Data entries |
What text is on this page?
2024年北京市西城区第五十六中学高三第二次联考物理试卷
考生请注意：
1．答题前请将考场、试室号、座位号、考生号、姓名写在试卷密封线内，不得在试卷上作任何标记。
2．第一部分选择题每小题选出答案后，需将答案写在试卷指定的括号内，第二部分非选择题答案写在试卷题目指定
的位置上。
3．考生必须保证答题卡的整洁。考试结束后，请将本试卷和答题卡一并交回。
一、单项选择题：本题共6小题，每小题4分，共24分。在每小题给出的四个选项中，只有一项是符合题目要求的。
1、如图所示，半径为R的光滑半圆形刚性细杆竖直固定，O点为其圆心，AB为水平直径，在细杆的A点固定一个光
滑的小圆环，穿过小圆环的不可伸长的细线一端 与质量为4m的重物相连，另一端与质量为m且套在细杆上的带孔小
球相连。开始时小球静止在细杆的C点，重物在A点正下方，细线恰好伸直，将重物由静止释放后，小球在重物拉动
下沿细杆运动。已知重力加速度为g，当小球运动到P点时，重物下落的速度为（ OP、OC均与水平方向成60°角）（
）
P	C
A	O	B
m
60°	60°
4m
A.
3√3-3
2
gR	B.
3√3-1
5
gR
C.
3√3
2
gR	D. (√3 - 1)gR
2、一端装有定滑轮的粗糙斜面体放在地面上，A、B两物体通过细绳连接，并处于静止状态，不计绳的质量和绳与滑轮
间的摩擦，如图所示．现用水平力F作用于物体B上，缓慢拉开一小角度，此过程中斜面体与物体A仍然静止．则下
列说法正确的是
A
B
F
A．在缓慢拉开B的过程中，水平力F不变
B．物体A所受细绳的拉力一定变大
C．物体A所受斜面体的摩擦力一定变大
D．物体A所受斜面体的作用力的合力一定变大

What you have to do |
Extract the complete listing verbatim.

Correct output |
What text is on this page?
2024年北京市西城区第五十六中学高三第二次联考物理试卷
考生请注意：
1．答题前请将考场、试室号、座位号、考生号、姓名写在试卷密封线内，不得在试卷上作任何标记。
2．第一部分选择题每小题选出答案后，需将答案写在试卷指定的括号内，第二部分非选择题答案写在试卷题目指定
的位置上。
3．考生必须保证答题卡的整洁。考试结束后，请将本试卷和答题卡一并交回。
一、单项选择题：本题共6小题，每小题4分，共24分。在每小题给出的四个选项中，只有一项是符合题目要求的。
1、如图所示，半径为R的光滑半圆形刚性细杆竖直固定，O点为其圆心，AB为水平直径，在细杆的A点固定一个光
滑的小圆环，穿过小圆环的不可伸长的细线一端 与质量为4m的重物相连，另一端与质量为m且套在细杆上的带孔小
球相连。开始时小球静止在细杆的C点，重物在A点正下方，细线恰好伸直，将重物由静止释放后，小球在重物拉动
下沿细杆运动。已知重力加速度为g，当小球运动到P点时，重物下落的速度为（ OP、OC均与水平方向成60°角）（
）
P	C
A	O	B
m
60°	60°
4m
A.
3√3-3
2
gR	B.
3√3-1
5
gR
C.
3√3
2
gR	D. (√3 - 1)gR
2、一端装有定滑轮的粗糙斜面体放在地面上，A、B两物体通过细绳连接，并处于静止状态，不计绳的质量和绳与滑轮
间的摩擦，如图所示．现用水平力F作用于物体B上，缓慢拉开一小角度，此过程中斜面体与物体A仍然静止．则下
列说法正确的是
A
B
F
A．在缓慢拉开B的过程中，水平力F不变
B．物体A所受细绳的拉力一定变大
C．物体A所受斜面体的摩擦力一定变大
D．物体A所受斜面体的作用力的合力一定变大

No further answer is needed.